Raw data
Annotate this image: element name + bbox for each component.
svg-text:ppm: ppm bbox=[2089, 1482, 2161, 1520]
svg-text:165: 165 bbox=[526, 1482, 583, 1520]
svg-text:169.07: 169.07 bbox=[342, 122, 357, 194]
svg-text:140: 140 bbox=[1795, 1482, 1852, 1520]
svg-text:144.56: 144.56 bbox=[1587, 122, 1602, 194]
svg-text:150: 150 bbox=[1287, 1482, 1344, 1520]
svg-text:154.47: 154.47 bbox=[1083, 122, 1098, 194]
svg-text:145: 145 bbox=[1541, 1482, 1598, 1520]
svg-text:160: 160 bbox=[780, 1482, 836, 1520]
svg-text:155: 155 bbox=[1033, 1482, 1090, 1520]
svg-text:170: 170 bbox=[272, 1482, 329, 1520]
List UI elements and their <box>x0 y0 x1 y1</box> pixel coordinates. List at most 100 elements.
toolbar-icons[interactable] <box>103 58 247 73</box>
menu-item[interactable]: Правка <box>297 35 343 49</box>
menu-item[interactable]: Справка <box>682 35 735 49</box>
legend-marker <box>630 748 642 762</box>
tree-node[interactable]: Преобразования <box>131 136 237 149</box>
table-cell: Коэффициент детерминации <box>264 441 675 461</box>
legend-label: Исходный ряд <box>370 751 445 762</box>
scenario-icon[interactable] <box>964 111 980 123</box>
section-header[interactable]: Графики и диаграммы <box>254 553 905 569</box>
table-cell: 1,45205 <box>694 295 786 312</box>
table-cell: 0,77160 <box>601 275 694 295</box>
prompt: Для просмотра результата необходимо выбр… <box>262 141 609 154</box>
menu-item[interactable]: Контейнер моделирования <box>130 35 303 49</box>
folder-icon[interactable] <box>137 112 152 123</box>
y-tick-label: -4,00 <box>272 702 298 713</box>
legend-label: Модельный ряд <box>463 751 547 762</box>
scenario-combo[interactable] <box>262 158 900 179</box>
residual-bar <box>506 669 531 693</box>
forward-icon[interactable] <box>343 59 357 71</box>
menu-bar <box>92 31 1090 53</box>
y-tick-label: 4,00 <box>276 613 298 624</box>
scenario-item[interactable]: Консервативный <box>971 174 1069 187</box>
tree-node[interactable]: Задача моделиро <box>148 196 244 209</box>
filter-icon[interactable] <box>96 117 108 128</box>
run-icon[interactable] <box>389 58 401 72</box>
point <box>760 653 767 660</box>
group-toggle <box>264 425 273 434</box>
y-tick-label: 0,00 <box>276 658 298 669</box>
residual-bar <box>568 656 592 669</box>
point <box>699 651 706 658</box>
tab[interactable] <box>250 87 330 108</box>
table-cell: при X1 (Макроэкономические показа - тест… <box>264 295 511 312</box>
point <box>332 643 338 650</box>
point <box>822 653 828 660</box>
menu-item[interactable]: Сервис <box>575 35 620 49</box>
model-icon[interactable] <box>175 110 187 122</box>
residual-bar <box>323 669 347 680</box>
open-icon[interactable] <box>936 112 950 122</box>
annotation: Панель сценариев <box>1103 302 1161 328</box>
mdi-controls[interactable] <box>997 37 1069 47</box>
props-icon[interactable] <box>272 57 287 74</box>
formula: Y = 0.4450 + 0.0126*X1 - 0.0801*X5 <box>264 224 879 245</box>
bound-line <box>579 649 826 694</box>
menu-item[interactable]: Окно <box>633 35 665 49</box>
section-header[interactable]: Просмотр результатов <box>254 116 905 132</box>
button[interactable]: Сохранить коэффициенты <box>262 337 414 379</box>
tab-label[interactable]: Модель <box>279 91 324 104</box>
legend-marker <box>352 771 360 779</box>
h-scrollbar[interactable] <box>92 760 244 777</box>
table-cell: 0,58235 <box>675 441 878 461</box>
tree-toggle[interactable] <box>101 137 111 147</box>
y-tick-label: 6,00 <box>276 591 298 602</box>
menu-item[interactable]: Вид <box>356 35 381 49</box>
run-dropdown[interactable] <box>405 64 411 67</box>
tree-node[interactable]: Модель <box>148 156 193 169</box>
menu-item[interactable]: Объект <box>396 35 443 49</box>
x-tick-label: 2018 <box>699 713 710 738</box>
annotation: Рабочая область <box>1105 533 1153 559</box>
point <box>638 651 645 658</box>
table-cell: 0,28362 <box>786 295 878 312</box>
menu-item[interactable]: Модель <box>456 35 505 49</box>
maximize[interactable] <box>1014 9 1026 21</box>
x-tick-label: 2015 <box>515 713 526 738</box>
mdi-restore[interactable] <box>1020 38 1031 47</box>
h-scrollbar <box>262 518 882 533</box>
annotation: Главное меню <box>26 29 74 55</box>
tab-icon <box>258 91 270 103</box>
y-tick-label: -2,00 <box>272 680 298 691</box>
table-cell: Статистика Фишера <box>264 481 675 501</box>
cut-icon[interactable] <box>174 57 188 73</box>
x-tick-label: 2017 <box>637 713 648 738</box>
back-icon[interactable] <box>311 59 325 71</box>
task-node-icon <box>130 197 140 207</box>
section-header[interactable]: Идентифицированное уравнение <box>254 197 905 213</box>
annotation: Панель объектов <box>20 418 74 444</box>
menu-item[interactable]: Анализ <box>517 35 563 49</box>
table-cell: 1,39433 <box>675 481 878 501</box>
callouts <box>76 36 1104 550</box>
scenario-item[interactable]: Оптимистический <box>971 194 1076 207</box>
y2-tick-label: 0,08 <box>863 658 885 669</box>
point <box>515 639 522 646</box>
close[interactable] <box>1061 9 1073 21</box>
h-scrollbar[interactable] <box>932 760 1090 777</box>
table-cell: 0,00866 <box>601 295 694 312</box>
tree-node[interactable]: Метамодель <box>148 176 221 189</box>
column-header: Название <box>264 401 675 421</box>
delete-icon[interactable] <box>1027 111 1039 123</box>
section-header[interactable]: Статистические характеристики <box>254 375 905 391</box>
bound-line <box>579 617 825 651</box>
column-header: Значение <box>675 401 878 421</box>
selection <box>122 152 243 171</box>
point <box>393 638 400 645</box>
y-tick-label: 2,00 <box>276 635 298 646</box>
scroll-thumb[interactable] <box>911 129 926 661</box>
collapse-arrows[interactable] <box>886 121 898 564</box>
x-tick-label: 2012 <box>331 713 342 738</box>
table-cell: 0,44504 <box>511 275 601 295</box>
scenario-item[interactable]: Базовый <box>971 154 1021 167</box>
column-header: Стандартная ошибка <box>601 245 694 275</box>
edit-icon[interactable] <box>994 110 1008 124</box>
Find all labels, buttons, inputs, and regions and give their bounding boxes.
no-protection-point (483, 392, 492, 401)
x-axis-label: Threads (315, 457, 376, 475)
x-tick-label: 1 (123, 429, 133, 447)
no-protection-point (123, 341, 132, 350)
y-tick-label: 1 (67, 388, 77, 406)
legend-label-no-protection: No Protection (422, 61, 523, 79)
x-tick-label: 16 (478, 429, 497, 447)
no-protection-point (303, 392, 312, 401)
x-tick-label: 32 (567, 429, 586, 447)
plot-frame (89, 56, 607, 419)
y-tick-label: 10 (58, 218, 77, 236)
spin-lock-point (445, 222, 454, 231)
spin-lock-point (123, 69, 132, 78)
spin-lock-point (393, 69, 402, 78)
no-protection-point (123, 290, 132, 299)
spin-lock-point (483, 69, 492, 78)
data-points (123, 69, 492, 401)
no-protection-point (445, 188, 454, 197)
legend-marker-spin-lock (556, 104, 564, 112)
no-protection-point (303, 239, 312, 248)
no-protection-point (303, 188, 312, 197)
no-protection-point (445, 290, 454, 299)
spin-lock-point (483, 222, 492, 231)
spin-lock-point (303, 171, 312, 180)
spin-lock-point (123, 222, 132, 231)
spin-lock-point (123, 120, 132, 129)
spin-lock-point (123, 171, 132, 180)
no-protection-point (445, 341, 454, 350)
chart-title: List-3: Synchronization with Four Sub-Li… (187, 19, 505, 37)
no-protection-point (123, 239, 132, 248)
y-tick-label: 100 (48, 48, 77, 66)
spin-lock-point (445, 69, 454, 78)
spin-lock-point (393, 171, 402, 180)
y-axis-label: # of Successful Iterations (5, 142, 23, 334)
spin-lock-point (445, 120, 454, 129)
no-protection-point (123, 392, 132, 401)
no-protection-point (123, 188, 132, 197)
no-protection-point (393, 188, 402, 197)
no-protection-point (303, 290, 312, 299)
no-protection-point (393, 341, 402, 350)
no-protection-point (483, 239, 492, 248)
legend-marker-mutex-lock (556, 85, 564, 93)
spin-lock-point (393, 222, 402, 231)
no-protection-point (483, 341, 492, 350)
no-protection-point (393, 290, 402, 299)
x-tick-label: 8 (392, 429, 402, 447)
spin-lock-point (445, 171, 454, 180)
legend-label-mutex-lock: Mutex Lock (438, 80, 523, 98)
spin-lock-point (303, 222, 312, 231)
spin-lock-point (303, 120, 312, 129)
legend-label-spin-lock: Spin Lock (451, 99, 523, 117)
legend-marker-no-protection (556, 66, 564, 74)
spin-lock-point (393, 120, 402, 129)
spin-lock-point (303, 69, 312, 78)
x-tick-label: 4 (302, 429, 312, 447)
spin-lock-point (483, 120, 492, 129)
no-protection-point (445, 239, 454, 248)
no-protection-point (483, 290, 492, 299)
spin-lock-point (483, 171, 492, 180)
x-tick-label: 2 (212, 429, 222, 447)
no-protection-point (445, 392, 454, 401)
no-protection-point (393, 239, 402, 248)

= Instructions to follow =
Copy the data exactly, from the start through the line that contains "scenario-icon[interactable] <box>964 111", including that line.

= Solution to this problem =
Annotate this image: element name + bbox for each component.
svg-text:ppm: ppm bbox=[2089, 1482, 2161, 1520]
svg-text:165: 165 bbox=[526, 1482, 583, 1520]
svg-text:169.07: 169.07 bbox=[342, 122, 357, 194]
svg-text:140: 140 bbox=[1795, 1482, 1852, 1520]
svg-text:144.56: 144.56 bbox=[1587, 122, 1602, 194]
svg-text:150: 150 bbox=[1287, 1482, 1344, 1520]
svg-text:154.47: 154.47 bbox=[1083, 122, 1098, 194]
svg-text:145: 145 bbox=[1541, 1482, 1598, 1520]
svg-text:160: 160 bbox=[780, 1482, 836, 1520]
svg-text:155: 155 bbox=[1033, 1482, 1090, 1520]
svg-text:170: 170 bbox=[272, 1482, 329, 1520]
List UI elements and their <box>x0 y0 x1 y1</box> pixel coordinates. List at most 100 elements.
toolbar-icons[interactable] <box>103 58 247 73</box>
menu-item[interactable]: Правка <box>297 35 343 49</box>
menu-item[interactable]: Справка <box>682 35 735 49</box>
legend-marker <box>630 748 642 762</box>
tree-node[interactable]: Преобразования <box>131 136 237 149</box>
table-cell: Коэффициент детерминации <box>264 441 675 461</box>
legend-label: Исходный ряд <box>370 751 445 762</box>
scenario-icon[interactable] <box>964 111 980 123</box>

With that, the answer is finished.